YOUR TASK ▸ Go through the material below and copy each line where the word "body" appears.

▬▬▬

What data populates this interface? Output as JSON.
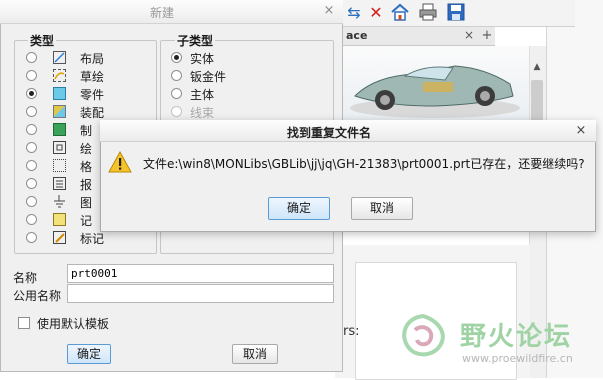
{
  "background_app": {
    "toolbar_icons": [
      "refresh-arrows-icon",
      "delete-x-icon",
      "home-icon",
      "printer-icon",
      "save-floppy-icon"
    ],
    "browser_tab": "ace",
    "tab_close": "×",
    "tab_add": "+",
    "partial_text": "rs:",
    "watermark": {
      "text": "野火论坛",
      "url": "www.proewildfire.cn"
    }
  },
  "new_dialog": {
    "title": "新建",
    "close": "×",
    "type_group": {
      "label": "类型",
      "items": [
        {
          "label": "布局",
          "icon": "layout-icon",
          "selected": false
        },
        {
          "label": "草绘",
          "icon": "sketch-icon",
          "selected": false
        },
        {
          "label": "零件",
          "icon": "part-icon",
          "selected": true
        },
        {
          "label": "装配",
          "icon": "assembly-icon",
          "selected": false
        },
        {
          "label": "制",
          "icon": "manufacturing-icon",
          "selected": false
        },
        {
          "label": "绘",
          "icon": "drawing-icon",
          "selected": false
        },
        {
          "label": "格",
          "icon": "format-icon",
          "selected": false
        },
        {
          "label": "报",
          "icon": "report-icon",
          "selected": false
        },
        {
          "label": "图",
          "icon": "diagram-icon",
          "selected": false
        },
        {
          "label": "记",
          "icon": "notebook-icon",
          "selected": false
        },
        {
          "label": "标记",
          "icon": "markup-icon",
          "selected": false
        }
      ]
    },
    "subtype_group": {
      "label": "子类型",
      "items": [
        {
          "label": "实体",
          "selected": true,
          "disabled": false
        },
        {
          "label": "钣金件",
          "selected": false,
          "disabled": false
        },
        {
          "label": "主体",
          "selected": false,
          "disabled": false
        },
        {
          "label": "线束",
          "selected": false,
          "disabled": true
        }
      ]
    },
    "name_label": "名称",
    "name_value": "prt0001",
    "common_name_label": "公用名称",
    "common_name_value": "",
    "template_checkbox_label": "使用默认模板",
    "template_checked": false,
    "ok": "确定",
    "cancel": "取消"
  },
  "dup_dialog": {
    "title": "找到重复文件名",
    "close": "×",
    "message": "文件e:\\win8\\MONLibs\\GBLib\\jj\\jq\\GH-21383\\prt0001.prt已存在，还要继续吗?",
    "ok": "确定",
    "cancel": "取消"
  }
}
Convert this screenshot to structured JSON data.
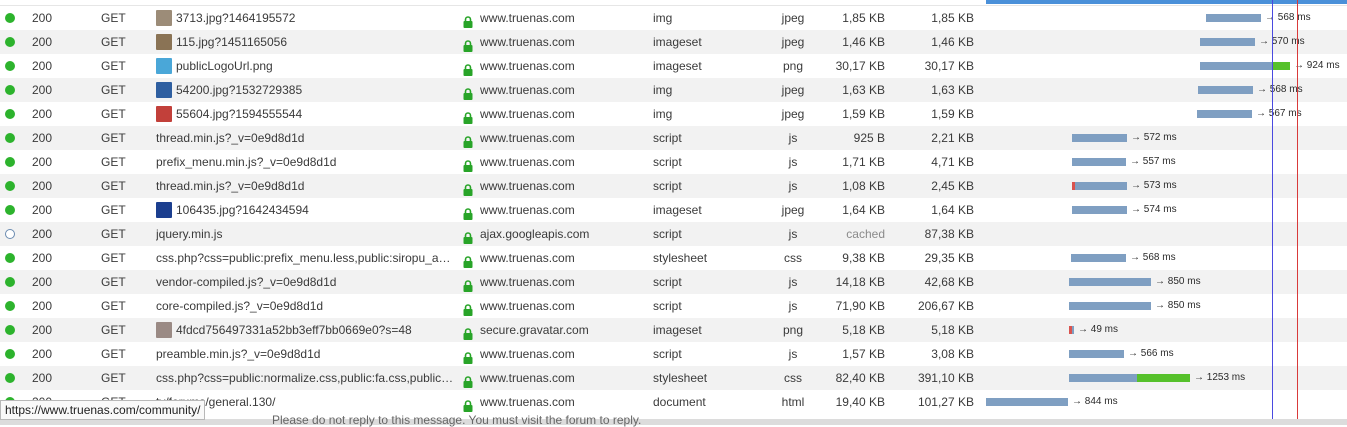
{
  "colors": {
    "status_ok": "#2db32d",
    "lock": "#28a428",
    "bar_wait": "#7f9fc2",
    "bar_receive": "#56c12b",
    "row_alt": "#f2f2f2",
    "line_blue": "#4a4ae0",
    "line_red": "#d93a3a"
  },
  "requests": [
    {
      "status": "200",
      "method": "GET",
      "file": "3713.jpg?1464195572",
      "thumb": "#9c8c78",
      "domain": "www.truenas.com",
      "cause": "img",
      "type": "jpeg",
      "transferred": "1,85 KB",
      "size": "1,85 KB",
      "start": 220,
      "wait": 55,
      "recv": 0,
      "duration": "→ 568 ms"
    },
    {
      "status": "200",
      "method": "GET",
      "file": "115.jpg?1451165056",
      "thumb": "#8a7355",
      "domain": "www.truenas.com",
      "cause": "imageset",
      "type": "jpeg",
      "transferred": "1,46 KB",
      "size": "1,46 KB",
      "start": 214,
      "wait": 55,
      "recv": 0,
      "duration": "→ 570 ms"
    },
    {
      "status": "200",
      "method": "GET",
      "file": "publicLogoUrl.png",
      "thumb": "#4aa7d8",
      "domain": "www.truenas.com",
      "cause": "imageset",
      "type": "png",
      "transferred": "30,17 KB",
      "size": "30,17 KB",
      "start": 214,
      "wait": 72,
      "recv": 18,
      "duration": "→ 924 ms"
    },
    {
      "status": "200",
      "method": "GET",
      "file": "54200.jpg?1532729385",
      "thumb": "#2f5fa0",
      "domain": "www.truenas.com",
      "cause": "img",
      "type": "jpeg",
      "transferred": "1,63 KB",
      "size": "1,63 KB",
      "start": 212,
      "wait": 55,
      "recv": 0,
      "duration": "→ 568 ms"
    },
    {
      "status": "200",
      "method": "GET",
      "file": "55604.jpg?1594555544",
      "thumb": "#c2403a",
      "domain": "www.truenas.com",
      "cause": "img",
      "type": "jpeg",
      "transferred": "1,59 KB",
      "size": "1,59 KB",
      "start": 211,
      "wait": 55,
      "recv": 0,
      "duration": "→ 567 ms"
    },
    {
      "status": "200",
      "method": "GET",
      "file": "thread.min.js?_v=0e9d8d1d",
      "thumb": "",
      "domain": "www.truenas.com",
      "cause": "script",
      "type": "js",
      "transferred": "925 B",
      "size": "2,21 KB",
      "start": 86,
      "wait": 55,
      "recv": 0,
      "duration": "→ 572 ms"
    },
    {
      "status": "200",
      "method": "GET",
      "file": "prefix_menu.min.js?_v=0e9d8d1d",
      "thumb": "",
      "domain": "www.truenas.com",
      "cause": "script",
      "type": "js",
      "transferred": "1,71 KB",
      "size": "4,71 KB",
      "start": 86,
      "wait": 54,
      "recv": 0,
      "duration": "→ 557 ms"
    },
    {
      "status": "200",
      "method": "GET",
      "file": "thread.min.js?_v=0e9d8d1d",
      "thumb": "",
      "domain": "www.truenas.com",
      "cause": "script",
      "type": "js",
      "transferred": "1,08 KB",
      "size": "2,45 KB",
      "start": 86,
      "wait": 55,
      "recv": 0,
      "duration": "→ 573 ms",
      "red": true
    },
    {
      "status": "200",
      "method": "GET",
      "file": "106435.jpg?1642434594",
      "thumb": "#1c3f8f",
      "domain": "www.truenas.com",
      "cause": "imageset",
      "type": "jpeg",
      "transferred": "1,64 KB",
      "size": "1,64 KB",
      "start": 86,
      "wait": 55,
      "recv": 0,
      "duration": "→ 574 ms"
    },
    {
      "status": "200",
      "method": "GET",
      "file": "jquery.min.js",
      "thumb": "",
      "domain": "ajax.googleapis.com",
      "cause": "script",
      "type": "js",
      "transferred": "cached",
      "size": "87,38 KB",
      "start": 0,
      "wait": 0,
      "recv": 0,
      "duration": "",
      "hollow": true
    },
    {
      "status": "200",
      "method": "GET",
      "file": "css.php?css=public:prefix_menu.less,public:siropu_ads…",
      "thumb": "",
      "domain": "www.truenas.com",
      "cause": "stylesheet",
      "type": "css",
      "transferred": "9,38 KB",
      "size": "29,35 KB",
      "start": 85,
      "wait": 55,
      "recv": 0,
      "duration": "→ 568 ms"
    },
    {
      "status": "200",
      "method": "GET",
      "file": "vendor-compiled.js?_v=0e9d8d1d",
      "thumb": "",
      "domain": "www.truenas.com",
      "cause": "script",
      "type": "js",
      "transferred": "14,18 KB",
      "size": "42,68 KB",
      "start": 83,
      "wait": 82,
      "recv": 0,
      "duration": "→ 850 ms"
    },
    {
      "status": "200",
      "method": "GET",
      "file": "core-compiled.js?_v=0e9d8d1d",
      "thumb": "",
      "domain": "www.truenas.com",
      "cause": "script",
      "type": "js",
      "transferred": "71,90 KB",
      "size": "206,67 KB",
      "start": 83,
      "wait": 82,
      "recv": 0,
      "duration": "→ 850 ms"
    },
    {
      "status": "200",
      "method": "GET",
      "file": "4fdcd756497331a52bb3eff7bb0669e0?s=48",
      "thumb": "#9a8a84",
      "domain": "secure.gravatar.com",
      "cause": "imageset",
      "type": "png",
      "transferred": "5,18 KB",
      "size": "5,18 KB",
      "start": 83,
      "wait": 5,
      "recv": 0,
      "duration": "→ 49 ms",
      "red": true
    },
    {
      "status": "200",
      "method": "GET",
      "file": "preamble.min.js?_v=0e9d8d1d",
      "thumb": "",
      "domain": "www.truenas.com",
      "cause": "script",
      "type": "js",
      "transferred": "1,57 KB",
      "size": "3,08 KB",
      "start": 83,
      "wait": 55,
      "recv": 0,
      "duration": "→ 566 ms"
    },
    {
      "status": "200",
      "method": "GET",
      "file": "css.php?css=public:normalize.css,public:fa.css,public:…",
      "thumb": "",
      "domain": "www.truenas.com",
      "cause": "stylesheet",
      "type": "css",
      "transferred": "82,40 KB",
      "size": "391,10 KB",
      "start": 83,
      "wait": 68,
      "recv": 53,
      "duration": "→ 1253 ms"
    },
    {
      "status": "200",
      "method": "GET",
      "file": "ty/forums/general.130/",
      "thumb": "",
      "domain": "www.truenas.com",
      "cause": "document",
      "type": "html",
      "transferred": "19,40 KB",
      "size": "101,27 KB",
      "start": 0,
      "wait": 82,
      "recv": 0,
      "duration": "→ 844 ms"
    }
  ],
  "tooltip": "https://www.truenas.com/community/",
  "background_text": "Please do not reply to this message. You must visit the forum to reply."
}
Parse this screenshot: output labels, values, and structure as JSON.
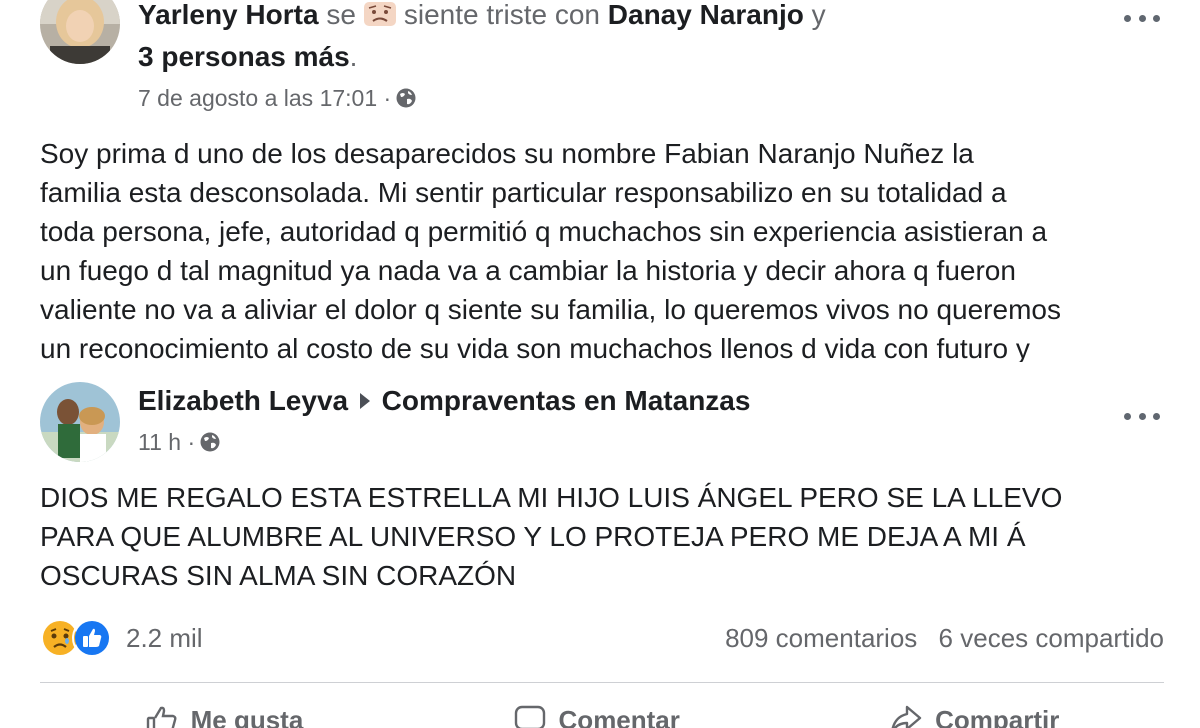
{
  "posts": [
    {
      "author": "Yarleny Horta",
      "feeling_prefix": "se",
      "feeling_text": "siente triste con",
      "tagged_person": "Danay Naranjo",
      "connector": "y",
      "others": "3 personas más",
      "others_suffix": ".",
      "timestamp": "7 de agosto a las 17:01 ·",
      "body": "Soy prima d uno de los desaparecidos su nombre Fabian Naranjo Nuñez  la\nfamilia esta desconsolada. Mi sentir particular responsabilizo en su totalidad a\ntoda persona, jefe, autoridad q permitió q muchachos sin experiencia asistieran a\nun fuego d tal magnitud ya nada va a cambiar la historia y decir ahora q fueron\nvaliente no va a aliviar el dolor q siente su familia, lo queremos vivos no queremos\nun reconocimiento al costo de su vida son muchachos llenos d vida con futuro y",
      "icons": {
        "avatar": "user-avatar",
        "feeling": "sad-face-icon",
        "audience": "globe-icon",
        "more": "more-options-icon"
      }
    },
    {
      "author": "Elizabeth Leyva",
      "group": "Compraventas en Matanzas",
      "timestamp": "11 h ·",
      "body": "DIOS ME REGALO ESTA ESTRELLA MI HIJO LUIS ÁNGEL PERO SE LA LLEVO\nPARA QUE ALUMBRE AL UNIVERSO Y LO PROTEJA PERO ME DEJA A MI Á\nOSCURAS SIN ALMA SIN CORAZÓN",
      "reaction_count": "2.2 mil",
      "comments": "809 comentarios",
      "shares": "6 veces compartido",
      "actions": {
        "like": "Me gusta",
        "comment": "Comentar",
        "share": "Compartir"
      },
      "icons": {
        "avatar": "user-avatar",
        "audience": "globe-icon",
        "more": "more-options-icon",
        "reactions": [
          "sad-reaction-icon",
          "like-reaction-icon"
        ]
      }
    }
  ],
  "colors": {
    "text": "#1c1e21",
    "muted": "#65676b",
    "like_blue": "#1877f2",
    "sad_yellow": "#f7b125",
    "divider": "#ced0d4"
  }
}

▬▬▬

WRITTEN RESPONSE ▸
      "body": "Soy prima d uno de los desaparecidos su nombre Fabian Naranjo Nuñez  la\nfamilia esta desconsolada. Mi sentir particular responsabilizo en su totalidad a\ntoda persona, jefe, autoridad q permitió q muchachos sin experiencia asistieran a\nun fuego d tal magnitud ya nada va a cambiar la historia y decir ahora q fueron\nvaliente no va a aliviar el dolor q siente su familia, lo queremos vivos no queremos\nun reconocimiento al costo de su vida son muchachos llenos d vida con futuro y",
      "body": "DIOS ME REGALO ESTA ESTRELLA MI HIJO LUIS ÁNGEL PERO SE LA LLEVO\nPARA QUE ALUMBRE AL UNIVERSO Y LO PROTEJA PERO ME DEJA A MI Á\nOSCURAS SIN ALMA SIN CORAZÓN",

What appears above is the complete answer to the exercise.